- **EXERCISE INSTRUCTIONS**
Read the records below. Copy each line where the string "Silvercreek" occurs.

- **RECORDS PROVIDED**

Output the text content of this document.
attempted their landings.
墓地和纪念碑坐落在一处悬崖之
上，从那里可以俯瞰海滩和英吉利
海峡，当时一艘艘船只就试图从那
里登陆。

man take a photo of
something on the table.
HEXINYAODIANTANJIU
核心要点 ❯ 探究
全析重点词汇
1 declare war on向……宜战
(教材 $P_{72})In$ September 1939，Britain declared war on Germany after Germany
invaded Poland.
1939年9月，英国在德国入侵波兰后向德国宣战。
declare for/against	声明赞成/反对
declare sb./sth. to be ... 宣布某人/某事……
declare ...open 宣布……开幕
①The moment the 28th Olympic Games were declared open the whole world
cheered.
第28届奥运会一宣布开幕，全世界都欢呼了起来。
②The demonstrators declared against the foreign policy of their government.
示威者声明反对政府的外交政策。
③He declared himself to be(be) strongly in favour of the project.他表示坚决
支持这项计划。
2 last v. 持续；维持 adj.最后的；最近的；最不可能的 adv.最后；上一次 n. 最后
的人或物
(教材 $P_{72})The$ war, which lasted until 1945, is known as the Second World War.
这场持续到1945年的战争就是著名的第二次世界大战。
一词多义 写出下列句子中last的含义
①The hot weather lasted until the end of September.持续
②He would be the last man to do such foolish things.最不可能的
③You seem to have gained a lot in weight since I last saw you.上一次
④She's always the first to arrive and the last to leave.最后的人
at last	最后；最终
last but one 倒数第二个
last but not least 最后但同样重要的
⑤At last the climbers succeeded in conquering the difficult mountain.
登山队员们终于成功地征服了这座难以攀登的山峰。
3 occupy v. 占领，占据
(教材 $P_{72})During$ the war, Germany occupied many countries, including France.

==

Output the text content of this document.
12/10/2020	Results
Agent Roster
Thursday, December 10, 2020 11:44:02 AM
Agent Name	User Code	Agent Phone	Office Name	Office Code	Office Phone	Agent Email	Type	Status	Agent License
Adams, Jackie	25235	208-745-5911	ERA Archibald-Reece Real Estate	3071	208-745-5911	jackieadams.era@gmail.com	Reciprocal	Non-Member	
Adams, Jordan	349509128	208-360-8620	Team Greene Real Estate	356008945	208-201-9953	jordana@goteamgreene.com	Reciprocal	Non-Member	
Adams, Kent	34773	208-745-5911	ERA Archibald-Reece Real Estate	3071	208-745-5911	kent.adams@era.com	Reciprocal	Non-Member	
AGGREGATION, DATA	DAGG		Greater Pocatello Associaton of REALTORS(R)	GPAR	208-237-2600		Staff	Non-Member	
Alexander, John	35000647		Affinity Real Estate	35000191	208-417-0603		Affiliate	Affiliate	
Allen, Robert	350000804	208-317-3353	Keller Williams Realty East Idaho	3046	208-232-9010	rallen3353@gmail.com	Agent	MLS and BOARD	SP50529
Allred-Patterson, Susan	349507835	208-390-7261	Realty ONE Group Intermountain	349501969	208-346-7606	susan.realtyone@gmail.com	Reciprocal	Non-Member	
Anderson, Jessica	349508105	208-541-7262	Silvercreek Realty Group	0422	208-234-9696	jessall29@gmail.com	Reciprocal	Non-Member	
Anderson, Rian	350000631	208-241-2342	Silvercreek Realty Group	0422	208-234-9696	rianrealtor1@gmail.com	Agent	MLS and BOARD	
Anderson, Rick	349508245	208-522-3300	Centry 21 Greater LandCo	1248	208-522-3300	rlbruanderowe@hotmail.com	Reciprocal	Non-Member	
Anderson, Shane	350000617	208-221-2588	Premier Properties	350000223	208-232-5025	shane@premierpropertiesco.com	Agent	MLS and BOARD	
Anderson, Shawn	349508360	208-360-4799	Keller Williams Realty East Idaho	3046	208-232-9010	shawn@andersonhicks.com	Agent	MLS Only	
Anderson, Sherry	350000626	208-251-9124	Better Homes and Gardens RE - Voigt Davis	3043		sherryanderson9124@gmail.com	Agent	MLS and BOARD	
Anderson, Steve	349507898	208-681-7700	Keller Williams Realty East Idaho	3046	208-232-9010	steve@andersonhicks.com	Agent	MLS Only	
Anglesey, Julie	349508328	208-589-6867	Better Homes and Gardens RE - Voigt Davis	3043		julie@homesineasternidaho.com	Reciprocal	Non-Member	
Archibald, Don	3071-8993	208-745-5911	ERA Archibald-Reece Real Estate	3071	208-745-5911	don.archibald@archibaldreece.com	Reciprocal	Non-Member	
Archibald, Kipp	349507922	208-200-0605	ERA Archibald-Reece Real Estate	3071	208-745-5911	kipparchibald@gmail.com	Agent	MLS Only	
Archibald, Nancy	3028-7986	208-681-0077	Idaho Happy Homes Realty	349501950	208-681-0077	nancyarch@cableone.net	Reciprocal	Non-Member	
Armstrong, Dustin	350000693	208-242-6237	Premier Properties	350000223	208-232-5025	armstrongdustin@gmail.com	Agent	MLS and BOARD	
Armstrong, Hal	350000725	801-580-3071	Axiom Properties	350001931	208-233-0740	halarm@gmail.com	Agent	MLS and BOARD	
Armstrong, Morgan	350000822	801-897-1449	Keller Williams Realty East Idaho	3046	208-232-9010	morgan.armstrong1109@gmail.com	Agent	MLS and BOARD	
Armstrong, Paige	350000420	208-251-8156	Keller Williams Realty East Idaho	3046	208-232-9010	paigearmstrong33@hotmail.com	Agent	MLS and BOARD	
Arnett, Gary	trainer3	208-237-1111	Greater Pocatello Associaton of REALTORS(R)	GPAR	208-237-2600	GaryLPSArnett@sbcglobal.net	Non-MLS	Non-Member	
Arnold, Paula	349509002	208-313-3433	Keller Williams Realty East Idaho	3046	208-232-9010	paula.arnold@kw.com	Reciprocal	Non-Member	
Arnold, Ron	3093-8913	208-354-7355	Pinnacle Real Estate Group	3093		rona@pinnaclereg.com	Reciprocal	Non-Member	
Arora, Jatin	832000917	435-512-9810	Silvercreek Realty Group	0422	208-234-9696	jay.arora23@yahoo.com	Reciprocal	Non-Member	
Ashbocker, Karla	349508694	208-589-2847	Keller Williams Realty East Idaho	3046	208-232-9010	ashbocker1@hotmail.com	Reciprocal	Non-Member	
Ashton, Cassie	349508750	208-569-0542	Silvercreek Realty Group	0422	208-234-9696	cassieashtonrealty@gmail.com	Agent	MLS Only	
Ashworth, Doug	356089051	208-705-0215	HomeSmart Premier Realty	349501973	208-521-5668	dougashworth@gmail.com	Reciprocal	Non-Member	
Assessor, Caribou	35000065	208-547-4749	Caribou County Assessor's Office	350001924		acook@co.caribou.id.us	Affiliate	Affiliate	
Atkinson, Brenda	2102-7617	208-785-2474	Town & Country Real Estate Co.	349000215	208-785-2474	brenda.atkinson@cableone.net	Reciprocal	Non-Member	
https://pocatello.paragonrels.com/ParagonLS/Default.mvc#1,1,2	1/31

- **TASK OUTPUT**
Anderson, Jessica	349508105	208-541-7262	Silvercreek Realty Group	0422	208-234-9696	jessall29@gmail.com	Reciprocal	Non-Member	
Anderson, Rian	350000631	208-241-2342	Silvercreek Realty Group	0422	208-234-9696	rianrealtor1@gmail.com	Agent	MLS and BOARD	
Arora, Jatin	832000917	435-512-9810	Silvercreek Realty Group	0422	208-234-9696	jay.arora23@yahoo.com	Reciprocal	Non-Member	
Ashton, Cassie	349508750	208-569-0542	Silvercreek Realty Group	0422	208-234-9696	cassieashtonrealty@gmail.com	Agent	MLS Only	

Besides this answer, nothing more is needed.